_What you are asked to do_.
Tally the lines holding the word "concrete" and state the count by itself.

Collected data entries

··········

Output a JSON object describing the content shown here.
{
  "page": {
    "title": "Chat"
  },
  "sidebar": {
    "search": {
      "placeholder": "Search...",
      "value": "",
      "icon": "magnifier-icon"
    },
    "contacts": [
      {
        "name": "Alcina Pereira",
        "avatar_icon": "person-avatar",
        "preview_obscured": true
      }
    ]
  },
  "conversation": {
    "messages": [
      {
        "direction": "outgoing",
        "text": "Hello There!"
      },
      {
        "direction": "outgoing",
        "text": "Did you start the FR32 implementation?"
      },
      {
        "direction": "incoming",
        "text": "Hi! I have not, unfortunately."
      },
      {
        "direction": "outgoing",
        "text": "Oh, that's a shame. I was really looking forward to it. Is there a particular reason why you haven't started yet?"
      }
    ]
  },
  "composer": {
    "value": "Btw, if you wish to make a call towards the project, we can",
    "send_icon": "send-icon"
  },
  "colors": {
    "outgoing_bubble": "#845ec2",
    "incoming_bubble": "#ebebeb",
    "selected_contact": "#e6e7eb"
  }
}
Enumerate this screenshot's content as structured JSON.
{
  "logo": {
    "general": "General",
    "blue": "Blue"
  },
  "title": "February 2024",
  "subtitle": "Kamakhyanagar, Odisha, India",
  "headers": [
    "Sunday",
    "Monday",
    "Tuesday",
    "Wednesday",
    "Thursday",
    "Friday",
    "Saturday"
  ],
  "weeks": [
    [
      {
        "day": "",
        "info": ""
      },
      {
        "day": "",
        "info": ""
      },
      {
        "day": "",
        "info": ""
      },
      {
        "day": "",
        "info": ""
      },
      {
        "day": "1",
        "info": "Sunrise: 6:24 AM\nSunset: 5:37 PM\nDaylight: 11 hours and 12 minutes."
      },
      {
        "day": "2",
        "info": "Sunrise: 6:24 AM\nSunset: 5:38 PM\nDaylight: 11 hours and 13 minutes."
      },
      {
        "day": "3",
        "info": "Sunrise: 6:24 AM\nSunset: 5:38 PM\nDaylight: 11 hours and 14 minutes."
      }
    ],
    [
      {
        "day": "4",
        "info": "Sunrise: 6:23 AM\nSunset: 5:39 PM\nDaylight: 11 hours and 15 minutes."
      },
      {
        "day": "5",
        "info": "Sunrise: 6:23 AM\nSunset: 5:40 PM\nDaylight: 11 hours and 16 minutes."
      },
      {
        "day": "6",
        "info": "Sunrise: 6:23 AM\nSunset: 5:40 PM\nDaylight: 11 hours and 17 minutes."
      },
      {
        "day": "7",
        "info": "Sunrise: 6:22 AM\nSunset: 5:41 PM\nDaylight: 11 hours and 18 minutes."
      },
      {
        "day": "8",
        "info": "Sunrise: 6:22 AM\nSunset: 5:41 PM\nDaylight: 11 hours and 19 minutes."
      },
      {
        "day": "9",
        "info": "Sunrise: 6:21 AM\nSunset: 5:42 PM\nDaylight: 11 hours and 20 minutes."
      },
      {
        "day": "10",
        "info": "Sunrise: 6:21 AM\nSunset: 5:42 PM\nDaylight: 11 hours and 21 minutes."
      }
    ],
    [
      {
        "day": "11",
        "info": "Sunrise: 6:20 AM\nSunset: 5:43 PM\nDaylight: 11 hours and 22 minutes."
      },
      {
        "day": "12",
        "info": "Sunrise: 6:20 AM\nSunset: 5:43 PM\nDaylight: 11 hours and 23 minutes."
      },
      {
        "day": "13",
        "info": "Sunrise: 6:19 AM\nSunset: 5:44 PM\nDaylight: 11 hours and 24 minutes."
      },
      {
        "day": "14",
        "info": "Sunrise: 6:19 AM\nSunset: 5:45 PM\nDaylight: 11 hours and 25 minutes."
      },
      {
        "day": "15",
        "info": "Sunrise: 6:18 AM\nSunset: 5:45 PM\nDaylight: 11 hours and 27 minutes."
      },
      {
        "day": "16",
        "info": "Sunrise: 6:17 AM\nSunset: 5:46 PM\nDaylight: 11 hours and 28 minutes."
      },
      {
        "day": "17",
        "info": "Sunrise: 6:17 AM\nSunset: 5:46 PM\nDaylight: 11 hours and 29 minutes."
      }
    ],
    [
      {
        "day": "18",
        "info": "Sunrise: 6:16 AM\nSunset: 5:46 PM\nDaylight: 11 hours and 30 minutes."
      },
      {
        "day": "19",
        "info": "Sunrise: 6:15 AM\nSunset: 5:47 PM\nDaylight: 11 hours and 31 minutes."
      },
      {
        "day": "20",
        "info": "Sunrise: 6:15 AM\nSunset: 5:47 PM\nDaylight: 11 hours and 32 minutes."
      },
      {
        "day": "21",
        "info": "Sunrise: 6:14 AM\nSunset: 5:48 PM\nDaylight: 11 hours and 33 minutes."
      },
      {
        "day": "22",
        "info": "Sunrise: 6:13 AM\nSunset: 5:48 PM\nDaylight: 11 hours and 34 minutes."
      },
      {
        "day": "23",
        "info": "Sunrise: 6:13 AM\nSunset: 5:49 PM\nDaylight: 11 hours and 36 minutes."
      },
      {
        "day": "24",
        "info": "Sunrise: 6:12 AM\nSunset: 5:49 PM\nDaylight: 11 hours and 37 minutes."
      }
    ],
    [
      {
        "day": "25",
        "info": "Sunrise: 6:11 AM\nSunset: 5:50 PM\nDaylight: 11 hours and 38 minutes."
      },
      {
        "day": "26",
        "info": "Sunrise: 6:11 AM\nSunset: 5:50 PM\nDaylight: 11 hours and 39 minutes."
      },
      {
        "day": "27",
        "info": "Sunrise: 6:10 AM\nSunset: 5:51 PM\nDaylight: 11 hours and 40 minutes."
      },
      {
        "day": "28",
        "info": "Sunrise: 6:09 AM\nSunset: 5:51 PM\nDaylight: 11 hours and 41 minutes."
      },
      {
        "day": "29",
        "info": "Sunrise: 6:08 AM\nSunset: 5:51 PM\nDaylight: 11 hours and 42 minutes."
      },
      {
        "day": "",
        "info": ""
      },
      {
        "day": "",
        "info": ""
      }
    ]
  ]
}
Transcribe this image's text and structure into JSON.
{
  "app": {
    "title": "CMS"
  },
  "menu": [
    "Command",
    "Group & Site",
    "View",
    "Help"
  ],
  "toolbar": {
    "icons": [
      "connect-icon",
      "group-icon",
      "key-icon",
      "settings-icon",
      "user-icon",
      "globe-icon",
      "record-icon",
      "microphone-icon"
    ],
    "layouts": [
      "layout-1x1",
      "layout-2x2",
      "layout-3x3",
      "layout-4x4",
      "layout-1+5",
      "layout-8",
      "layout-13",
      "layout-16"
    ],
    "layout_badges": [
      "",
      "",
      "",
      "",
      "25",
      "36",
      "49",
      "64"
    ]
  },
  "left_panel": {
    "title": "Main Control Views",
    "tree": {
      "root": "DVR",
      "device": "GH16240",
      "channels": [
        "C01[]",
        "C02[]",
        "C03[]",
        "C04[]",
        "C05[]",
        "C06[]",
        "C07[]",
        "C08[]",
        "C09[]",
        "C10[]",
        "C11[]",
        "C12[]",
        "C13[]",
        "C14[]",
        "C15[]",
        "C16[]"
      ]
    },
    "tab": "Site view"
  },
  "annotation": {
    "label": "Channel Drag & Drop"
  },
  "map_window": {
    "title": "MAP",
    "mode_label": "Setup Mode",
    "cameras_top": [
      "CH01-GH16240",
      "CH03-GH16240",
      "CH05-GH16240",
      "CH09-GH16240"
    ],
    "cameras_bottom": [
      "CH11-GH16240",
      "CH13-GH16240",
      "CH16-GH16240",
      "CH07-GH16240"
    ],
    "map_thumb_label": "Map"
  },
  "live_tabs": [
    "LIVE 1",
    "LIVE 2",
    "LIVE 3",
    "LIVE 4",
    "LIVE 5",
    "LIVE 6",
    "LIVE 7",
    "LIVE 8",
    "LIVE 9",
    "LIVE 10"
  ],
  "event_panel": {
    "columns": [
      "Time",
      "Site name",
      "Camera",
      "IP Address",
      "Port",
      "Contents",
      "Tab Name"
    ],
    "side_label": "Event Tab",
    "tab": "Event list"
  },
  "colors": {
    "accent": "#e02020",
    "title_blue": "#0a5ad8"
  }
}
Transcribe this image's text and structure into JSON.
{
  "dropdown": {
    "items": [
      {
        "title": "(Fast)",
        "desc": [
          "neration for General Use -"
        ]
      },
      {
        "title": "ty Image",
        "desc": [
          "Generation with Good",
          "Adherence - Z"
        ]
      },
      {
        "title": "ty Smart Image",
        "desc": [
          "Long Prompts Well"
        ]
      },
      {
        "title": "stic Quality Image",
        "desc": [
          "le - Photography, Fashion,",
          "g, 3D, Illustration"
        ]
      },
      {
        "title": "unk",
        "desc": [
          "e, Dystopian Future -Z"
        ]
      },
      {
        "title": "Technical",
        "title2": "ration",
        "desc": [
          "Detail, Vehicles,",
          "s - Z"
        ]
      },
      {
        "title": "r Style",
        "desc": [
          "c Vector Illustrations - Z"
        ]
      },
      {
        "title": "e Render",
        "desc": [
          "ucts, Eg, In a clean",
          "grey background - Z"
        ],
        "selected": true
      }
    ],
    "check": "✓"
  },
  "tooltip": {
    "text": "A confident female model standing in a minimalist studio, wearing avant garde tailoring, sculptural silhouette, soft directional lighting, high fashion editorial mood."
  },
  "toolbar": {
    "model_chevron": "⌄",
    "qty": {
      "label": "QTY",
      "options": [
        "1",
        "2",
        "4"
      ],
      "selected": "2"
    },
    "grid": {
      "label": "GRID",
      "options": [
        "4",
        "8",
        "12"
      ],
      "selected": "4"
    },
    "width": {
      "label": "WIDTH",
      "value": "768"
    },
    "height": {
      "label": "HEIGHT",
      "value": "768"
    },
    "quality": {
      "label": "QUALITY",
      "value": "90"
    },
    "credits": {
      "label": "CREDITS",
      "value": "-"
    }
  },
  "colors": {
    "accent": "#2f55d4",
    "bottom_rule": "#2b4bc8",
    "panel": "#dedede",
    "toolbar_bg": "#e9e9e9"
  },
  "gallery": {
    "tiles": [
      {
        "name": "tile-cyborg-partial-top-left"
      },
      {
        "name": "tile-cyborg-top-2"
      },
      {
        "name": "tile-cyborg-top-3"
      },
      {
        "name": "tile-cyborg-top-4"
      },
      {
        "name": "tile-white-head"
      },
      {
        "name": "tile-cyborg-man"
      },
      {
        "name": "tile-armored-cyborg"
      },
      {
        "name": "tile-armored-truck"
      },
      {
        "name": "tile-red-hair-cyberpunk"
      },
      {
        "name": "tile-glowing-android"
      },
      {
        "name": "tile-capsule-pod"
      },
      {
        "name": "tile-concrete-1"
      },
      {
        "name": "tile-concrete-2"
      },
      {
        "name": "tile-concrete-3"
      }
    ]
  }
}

··········

_Result of the task_.
3